— Begin Data for the task —
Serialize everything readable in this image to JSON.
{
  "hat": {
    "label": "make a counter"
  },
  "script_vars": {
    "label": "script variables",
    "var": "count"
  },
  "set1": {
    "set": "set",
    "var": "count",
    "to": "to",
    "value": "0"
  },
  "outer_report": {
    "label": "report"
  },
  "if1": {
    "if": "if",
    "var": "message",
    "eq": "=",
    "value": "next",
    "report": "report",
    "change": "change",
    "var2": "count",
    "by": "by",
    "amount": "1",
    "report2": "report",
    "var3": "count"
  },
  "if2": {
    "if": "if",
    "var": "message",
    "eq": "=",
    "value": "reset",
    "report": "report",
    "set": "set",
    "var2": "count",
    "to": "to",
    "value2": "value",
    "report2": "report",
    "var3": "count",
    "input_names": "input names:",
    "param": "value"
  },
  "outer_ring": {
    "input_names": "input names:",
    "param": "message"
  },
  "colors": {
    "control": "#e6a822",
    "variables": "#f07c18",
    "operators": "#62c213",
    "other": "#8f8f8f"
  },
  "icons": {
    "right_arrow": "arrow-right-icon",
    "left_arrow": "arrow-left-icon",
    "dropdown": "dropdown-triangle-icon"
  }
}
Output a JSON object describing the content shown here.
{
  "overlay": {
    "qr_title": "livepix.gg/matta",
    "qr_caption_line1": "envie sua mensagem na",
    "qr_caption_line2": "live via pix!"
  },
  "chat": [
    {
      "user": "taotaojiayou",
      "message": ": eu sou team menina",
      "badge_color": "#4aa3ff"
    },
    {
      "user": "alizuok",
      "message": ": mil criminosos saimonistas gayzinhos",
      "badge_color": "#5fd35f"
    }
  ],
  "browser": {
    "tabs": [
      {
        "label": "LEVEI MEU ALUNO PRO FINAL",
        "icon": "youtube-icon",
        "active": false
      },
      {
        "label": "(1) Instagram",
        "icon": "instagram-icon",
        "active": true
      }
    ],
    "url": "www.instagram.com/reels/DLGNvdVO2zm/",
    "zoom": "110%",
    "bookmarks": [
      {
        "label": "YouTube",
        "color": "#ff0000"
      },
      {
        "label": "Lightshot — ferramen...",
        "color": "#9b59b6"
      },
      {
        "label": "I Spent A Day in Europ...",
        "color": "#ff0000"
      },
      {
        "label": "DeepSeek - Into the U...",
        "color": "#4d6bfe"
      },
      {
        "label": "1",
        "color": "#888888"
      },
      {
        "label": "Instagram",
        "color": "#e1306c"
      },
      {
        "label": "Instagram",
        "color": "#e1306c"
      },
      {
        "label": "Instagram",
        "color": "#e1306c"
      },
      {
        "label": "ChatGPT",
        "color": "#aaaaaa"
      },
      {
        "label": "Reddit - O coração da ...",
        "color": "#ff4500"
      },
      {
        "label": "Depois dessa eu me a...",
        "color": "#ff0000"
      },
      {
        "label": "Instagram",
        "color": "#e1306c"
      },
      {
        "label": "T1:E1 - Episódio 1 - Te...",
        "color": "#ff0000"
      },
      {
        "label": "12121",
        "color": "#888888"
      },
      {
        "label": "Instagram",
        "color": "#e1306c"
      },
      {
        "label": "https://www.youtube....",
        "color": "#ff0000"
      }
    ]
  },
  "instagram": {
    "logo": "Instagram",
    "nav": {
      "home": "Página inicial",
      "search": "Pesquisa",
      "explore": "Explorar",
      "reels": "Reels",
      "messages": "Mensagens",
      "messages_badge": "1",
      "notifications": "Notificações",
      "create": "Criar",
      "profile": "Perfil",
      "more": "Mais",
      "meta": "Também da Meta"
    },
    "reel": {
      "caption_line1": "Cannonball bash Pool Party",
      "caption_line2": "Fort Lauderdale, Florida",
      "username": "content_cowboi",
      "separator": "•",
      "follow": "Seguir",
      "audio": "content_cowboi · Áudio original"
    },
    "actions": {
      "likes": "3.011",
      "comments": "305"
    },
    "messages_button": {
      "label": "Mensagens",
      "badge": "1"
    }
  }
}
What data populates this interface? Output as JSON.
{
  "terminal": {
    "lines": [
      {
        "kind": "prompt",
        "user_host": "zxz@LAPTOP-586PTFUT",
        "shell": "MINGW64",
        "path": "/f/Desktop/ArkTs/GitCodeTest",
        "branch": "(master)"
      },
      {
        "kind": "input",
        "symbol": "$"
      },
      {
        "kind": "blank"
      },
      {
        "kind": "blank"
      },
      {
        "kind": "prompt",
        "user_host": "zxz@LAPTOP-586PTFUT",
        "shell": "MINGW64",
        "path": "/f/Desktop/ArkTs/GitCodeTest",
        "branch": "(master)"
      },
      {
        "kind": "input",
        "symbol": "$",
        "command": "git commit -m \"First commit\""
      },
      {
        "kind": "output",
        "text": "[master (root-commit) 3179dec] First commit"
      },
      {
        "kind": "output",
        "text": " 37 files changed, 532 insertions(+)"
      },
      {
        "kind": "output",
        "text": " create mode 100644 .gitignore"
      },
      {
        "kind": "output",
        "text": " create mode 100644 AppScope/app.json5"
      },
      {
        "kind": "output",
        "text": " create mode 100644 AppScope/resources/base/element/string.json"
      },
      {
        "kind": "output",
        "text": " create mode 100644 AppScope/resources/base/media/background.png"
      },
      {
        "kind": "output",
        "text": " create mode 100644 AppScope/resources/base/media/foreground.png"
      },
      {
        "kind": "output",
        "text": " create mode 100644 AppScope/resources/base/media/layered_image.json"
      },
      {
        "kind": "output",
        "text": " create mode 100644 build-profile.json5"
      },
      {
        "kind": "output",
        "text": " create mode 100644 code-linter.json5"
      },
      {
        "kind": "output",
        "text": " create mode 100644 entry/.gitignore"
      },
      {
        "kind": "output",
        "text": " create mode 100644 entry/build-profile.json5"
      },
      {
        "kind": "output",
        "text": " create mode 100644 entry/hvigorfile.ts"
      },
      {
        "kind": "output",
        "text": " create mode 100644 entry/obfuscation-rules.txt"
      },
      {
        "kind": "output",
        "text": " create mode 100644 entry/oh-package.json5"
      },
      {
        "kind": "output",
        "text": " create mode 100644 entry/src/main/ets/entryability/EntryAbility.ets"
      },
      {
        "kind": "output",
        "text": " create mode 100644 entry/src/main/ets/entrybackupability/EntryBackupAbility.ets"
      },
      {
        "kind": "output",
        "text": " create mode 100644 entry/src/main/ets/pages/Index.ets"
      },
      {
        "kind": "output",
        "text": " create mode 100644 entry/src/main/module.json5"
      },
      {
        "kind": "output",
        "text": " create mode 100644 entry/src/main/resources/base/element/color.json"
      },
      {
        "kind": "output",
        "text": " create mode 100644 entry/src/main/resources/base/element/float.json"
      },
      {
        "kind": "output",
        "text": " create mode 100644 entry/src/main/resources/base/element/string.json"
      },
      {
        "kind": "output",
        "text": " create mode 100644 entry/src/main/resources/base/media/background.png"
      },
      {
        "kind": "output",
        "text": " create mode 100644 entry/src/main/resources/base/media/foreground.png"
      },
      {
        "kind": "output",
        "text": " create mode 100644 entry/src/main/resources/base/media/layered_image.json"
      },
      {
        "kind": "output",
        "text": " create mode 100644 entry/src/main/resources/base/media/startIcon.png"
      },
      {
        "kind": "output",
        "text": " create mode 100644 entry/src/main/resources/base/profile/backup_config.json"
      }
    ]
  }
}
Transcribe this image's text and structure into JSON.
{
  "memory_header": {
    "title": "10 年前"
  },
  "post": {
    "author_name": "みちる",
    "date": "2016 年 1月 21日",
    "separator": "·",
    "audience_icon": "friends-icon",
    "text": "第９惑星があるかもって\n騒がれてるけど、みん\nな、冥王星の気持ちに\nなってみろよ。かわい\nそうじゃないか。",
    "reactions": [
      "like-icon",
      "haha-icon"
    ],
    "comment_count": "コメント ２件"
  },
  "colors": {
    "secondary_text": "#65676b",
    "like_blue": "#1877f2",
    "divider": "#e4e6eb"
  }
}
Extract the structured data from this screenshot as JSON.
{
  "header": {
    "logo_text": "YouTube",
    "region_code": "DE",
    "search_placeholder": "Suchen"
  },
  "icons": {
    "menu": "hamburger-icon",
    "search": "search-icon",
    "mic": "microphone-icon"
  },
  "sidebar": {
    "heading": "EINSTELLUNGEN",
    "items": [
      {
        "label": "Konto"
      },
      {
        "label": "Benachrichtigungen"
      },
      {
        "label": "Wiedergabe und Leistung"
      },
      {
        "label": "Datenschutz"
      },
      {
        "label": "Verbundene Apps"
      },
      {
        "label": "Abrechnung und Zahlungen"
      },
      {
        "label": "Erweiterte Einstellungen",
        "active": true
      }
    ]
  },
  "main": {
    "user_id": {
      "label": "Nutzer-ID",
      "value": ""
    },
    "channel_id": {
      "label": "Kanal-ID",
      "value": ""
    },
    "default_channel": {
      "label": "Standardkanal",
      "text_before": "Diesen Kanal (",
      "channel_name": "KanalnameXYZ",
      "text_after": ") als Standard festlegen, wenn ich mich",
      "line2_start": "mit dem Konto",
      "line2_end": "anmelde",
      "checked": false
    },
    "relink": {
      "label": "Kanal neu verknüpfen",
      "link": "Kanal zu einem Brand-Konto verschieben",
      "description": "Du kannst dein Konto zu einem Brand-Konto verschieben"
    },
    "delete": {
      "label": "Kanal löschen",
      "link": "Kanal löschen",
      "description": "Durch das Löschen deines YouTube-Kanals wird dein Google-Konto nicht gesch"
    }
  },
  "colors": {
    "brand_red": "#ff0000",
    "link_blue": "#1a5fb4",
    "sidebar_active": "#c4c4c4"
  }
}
— End Data for the task —
Exercise requirements: Take every line from the records above that has the word "gitignore" and copy it.

Reply:
        "text": " create mode 100644 .gitignore"
        "text": " create mode 100644 entry/.gitignore"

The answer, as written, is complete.